# [Prompt]
Each record needs to be echoed exactly; can you do that?
╔══
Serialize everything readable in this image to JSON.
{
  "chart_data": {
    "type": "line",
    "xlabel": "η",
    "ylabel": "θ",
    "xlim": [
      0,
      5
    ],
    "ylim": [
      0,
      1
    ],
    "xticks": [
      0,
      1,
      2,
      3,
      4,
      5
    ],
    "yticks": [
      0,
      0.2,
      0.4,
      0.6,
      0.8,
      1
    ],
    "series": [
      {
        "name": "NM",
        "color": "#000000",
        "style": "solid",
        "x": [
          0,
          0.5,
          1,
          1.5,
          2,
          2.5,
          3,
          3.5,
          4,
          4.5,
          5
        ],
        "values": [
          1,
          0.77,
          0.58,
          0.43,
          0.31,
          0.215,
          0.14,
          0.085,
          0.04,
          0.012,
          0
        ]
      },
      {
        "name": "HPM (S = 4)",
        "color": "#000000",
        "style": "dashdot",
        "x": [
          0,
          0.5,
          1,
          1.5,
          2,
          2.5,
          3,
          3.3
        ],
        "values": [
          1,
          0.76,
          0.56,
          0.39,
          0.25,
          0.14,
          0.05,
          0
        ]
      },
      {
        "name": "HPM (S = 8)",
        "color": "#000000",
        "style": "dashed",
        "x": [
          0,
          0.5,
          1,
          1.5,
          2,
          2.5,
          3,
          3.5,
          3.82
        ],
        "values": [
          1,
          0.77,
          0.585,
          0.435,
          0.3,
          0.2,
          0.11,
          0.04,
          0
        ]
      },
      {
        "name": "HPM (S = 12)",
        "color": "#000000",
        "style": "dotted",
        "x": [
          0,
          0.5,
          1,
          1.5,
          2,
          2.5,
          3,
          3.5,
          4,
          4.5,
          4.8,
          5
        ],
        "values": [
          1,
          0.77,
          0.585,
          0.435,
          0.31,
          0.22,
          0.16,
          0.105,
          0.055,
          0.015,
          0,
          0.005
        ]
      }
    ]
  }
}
╚══
# [Completed task]
Serialize everything readable in this image to JSON.
{
  "chart_data": {
    "type": "line",
    "xlabel": "η",
    "ylabel": "θ",
    "xlim": [
      0,
      5
    ],
    "ylim": [
      0,
      1
    ],
    "xticks": [
      0,
      1,
      2,
      3,
      4,
      5
    ],
    "yticks": [
      0,
      0.2,
      0.4,
      0.6,
      0.8,
      1
    ],
    "series": [
      {
        "name": "NM",
        "color": "#000000",
        "style": "solid",
        "x": [
          0,
          0.5,
          1,
          1.5,
          2,
          2.5,
          3,
          3.5,
          4,
          4.5,
          5
        ],
        "values": [
          1,
          0.77,
          0.58,
          0.43,
          0.31,
          0.215,
          0.14,
          0.085,
          0.04,
          0.012,
          0
        ]
      },
      {
        "name": "HPM (S = 4)",
        "color": "#000000",
        "style": "dashdot",
        "x": [
          0,
          0.5,
          1,
          1.5,
          2,
          2.5,
          3,
          3.3
        ],
        "values": [
          1,
          0.76,
          0.56,
          0.39,
          0.25,
          0.14,
          0.05,
          0
        ]
      },
      {
        "name": "HPM (S = 8)",
        "color": "#000000",
        "style": "dashed",
        "x": [
          0,
          0.5,
          1,
          1.5,
          2,
          2.5,
          3,
          3.5,
          3.82
        ],
        "values": [
          1,
          0.77,
          0.585,
          0.435,
          0.3,
          0.2,
          0.11,
          0.04,
          0
        ]
      },
      {
        "name": "HPM (S = 12)",
        "color": "#000000",
        "style": "dotted",
        "x": [
          0,
          0.5,
          1,
          1.5,
          2,
          2.5,
          3,
          3.5,
          4,
          4.5,
          4.8,
          5
        ],
        "values": [
          1,
          0.77,
          0.585,
          0.435,
          0.31,
          0.22,
          0.16,
          0.105,
          0.055,
          0.015,
          0,
          0.005
        ]
      }
    ]
  }
}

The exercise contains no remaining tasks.